TEXTAUSZUG:
# Robertos Mini



## Oo_Roberto_oO (22. Mai 2012)

Hallo alle beisammen,

Heute habe ich meinen auch mal Fotografiert, leider ist die Japanische __ Iris verblüht... 

 

 


Also ich werde es nochmal richtig säuber, heute werde ich einige Unterwasserpflanzen hinzufügen für den sauerstoff und die Seerosen werde ich im Kübel frei anpflanzen damit diese sich besser verbreitet.

obwohl ich diese wegschmeißen werde da die eh nichts taugt, habe mir dafür 4 neue Sorten Bestellt (2x Tetragona, Odorata Minor und einen Wow)

Ja,ich weis es wird knapp für den teich aber Wow wird separat angepflanzt.


Ich war in der Überlegung ob ich nicht noch __ Papyrus in den teich mit reinstellen soll...?? was meint Ihr?

Schonmal vielen dank im vorraus für eure meinungen


----------



## Christine (22. Mai 2012)

*AW: Mein Mini*

Hallo Roberto,

auf so engem Raum wird mit dem Wasserspiel jede Seerose den Löffel abgeben. Und mehr als eine Mini-Seerose paßt da nicht rein.


----------



## Oo_Roberto_oO (22. Mai 2012)

*AW: Robertos Mini*

also das sind schon Mindestens 20-25 cm Wasser ....das dort drin ist angeblich eine "__ James Brydon"

DEINE AUFGABE: Welche Seerosen hat Roberto laut dem Forumsthread über seinen Mini-Teich neu bestellt? Nenne alle.

BEREITGESTELLTES MATERIAL:
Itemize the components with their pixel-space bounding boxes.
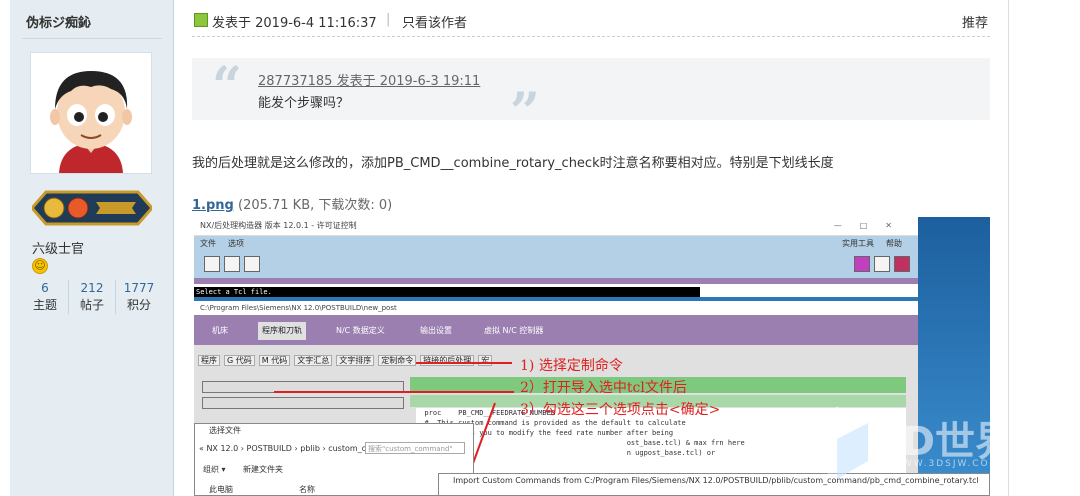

ANTWORT ZUR AUFGABE: Tetragona (zweimal), Odorata Minor und Wow.